| TASK BRIEF |
Would you transcribe all of the data exactly, down to the last character?

| MATERIAL SHOWN |

========================================================================

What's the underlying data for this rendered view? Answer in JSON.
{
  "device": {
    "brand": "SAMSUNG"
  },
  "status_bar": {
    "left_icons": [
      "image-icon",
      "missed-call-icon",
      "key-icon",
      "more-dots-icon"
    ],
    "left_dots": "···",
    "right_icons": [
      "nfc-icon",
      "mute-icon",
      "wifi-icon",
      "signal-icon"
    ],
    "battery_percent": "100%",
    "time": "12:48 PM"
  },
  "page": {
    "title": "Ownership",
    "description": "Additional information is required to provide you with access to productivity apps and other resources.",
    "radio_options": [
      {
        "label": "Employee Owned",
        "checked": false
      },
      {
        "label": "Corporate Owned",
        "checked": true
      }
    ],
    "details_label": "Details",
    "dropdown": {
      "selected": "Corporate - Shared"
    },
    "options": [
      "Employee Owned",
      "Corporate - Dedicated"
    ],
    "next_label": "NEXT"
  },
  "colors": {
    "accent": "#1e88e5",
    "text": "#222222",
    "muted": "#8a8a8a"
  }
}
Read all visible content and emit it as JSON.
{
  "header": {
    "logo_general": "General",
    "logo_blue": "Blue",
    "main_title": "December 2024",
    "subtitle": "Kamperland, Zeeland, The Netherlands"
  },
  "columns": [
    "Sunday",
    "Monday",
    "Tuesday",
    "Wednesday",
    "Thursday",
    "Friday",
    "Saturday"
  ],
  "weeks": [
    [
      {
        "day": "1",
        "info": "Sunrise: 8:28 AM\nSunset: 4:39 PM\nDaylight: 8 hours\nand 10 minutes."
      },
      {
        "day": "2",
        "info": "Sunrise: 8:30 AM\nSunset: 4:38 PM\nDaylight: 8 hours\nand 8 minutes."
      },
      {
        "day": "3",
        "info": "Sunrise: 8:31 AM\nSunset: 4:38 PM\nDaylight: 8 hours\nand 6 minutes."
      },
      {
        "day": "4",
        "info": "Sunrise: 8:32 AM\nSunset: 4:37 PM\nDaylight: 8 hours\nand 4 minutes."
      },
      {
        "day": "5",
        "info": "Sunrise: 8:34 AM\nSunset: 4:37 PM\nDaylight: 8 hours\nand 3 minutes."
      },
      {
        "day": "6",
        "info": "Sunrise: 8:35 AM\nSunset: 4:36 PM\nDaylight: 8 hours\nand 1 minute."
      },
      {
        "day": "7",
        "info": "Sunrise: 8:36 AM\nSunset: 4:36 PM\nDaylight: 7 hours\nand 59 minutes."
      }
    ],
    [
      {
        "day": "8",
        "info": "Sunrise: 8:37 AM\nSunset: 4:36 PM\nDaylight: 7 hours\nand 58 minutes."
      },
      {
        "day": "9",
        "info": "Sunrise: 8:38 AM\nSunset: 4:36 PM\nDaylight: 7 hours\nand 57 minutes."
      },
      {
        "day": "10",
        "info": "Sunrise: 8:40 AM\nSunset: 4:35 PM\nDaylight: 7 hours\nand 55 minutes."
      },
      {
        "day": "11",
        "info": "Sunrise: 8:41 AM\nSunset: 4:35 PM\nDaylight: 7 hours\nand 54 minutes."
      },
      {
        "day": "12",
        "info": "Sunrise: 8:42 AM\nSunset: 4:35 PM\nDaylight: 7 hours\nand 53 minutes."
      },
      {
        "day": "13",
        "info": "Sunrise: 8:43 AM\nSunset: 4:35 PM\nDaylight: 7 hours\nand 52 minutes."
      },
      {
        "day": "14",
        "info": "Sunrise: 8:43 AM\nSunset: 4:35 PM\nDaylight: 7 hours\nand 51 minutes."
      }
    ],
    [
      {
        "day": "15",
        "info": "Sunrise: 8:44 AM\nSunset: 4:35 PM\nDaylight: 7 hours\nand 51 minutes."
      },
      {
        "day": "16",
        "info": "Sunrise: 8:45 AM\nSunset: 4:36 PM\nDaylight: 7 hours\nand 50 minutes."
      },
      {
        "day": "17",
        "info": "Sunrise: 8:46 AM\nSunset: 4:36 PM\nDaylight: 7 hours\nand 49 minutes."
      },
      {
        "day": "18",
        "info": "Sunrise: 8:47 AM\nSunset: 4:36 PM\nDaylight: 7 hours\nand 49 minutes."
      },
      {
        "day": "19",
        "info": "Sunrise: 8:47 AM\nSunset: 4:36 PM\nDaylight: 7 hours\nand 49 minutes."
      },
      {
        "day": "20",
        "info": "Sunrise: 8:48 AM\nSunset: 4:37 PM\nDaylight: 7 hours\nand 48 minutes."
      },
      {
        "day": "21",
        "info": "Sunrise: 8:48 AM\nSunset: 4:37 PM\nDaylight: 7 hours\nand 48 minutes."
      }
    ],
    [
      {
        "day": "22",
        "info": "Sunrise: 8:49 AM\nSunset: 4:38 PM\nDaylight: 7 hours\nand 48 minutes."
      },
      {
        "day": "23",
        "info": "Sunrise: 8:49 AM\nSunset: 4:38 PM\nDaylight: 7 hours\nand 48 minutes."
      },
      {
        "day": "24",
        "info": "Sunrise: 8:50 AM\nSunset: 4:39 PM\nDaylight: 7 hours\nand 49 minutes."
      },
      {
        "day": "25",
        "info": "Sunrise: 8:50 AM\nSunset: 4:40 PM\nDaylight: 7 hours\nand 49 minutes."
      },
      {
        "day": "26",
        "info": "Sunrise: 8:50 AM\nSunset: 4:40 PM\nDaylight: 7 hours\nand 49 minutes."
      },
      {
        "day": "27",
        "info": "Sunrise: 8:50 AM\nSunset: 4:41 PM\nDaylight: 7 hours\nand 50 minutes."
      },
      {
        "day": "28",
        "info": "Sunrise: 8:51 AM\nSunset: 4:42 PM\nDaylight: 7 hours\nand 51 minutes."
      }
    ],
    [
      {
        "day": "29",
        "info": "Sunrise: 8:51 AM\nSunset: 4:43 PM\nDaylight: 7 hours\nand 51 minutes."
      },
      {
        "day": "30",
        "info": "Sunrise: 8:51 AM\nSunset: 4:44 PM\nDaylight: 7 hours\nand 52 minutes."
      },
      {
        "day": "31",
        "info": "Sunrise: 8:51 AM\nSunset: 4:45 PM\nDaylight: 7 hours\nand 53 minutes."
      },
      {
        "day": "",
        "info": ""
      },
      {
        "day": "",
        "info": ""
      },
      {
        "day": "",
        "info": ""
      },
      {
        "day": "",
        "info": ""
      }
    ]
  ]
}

========================================================================

| PROBLEM SOLUTION |
What's the underlying data for this rendered view? Answer in JSON.
{
  "device": {
    "brand": "SAMSUNG"
  },
  "status_bar": {
    "left_icons": [
      "image-icon",
      "missed-call-icon",
      "key-icon",
      "more-dots-icon"
    ],
    "left_dots": "···",
    "right_icons": [
      "nfc-icon",
      "mute-icon",
      "wifi-icon",
      "signal-icon"
    ],
    "battery_percent": "100%",
    "time": "12:48 PM"
  },
  "page": {
    "title": "Ownership",
    "description": "Additional information is required to provide you with access to productivity apps and other resources.",
    "radio_options": [
      {
        "label": "Employee Owned",
        "checked": false
      },
      {
        "label": "Corporate Owned",
        "checked": true
      }
    ],
    "details_label": "Details",
    "dropdown": {
      "selected": "Corporate - Shared"
    },
    "options": [
      "Employee Owned",
      "Corporate - Dedicated"
    ],
    "next_label": "NEXT"
  },
  "colors": {
    "accent": "#1e88e5",
    "text": "#222222",
    "muted": "#8a8a8a"
  }
}
Read all visible content and emit it as JSON.
{
  "header": {
    "logo_general": "General",
    "logo_blue": "Blue",
    "main_title": "December 2024",
    "subtitle": "Kamperland, Zeeland, The Netherlands"
  },
  "columns": [
    "Sunday",
    "Monday",
    "Tuesday",
    "Wednesday",
    "Thursday",
    "Friday",
    "Saturday"
  ],
  "weeks": [
    [
      {
        "day": "1",
        "info": "Sunrise: 8:28 AM\nSunset: 4:39 PM\nDaylight: 8 hours\nand 10 minutes."
      },
      {
        "day": "2",
        "info": "Sunrise: 8:30 AM\nSunset: 4:38 PM\nDaylight: 8 hours\nand 8 minutes."
      },
      {
        "day": "3",
        "info": "Sunrise: 8:31 AM\nSunset: 4:38 PM\nDaylight: 8 hours\nand 6 minutes."
      },
      {
        "day": "4",
        "info": "Sunrise: 8:32 AM\nSunset: 4:37 PM\nDaylight: 8 hours\nand 4 minutes."
      },
      {
        "day": "5",
        "info": "Sunrise: 8:34 AM\nSunset: 4:37 PM\nDaylight: 8 hours\nand 3 minutes."
      },
      {
        "day": "6",
        "info": "Sunrise: 8:35 AM\nSunset: 4:36 PM\nDaylight: 8 hours\nand 1 minute."
      },
      {
        "day": "7",
        "info": "Sunrise: 8:36 AM\nSunset: 4:36 PM\nDaylight: 7 hours\nand 59 minutes."
      }
    ],
    [
      {
        "day": "8",
        "info": "Sunrise: 8:37 AM\nSunset: 4:36 PM\nDaylight: 7 hours\nand 58 minutes."
      },
      {
        "day": "9",
        "info": "Sunrise: 8:38 AM\nSunset: 4:36 PM\nDaylight: 7 hours\nand 57 minutes."
      },
      {
        "day": "10",
        "info": "Sunrise: 8:40 AM\nSunset: 4:35 PM\nDaylight: 7 hours\nand 55 minutes."
      },
      {
        "day": "11",
        "info": "Sunrise: 8:41 AM\nSunset: 4:35 PM\nDaylight: 7 hours\nand 54 minutes."
      },
      {
        "day": "12",
        "info": "Sunrise: 8:42 AM\nSunset: 4:35 PM\nDaylight: 7 hours\nand 53 minutes."
      },
      {
        "day": "13",
        "info": "Sunrise: 8:43 AM\nSunset: 4:35 PM\nDaylight: 7 hours\nand 52 minutes."
      },
      {
        "day": "14",
        "info": "Sunrise: 8:43 AM\nSunset: 4:35 PM\nDaylight: 7 hours\nand 51 minutes."
      }
    ],
    [
      {
        "day": "15",
        "info": "Sunrise: 8:44 AM\nSunset: 4:35 PM\nDaylight: 7 hours\nand 51 minutes."
      },
      {
        "day": "16",
        "info": "Sunrise: 8:45 AM\nSunset: 4:36 PM\nDaylight: 7 hours\nand 50 minutes."
      },
      {
        "day": "17",
        "info": "Sunrise: 8:46 AM\nSunset: 4:36 PM\nDaylight: 7 hours\nand 49 minutes."
      },
      {
        "day": "18",
        "info": "Sunrise: 8:47 AM\nSunset: 4:36 PM\nDaylight: 7 hours\nand 49 minutes."
      },
      {
        "day": "19",
        "info": "Sunrise: 8:47 AM\nSunset: 4:36 PM\nDaylight: 7 hours\nand 49 minutes."
      },
      {
        "day": "20",
        "info": "Sunrise: 8:48 AM\nSunset: 4:37 PM\nDaylight: 7 hours\nand 48 minutes."
      },
      {
        "day": "21",
        "info": "Sunrise: 8:48 AM\nSunset: 4:37 PM\nDaylight: 7 hours\nand 48 minutes."
      }
    ],
    [
      {
        "day": "22",
        "info": "Sunrise: 8:49 AM\nSunset: 4:38 PM\nDaylight: 7 hours\nand 48 minutes."
      },
      {
        "day": "23",
        "info": "Sunrise: 8:49 AM\nSunset: 4:38 PM\nDaylight: 7 hours\nand 48 minutes."
      },
      {
        "day": "24",
        "info": "Sunrise: 8:50 AM\nSunset: 4:39 PM\nDaylight: 7 hours\nand 49 minutes."
      },
      {
        "day": "25",
        "info": "Sunrise: 8:50 AM\nSunset: 4:40 PM\nDaylight: 7 hours\nand 49 minutes."
      },
      {
        "day": "26",
        "info": "Sunrise: 8:50 AM\nSunset: 4:40 PM\nDaylight: 7 hours\nand 49 minutes."
      },
      {
        "day": "27",
        "info": "Sunrise: 8:50 AM\nSunset: 4:41 PM\nDaylight: 7 hours\nand 50 minutes."
      },
      {
        "day": "28",
        "info": "Sunrise: 8:51 AM\nSunset: 4:42 PM\nDaylight: 7 hours\nand 51 minutes."
      }
    ],
    [
      {
        "day": "29",
        "info": "Sunrise: 8:51 AM\nSunset: 4:43 PM\nDaylight: 7 hours\nand 51 minutes."
      },
      {
        "day": "30",
        "info": "Sunrise: 8:51 AM\nSunset: 4:44 PM\nDaylight: 7 hours\nand 52 minutes."
      },
      {
        "day": "31",
        "info": "Sunrise: 8:51 AM\nSunset: 4:45 PM\nDaylight: 7 hours\nand 53 minutes."
      },
      {
        "day": "",
        "info": ""
      },
      {
        "day": "",
        "info": ""
      },
      {
        "day": "",
        "info": ""
      },
      {
        "day": "",
        "info": ""
      }
    ]
  ]
}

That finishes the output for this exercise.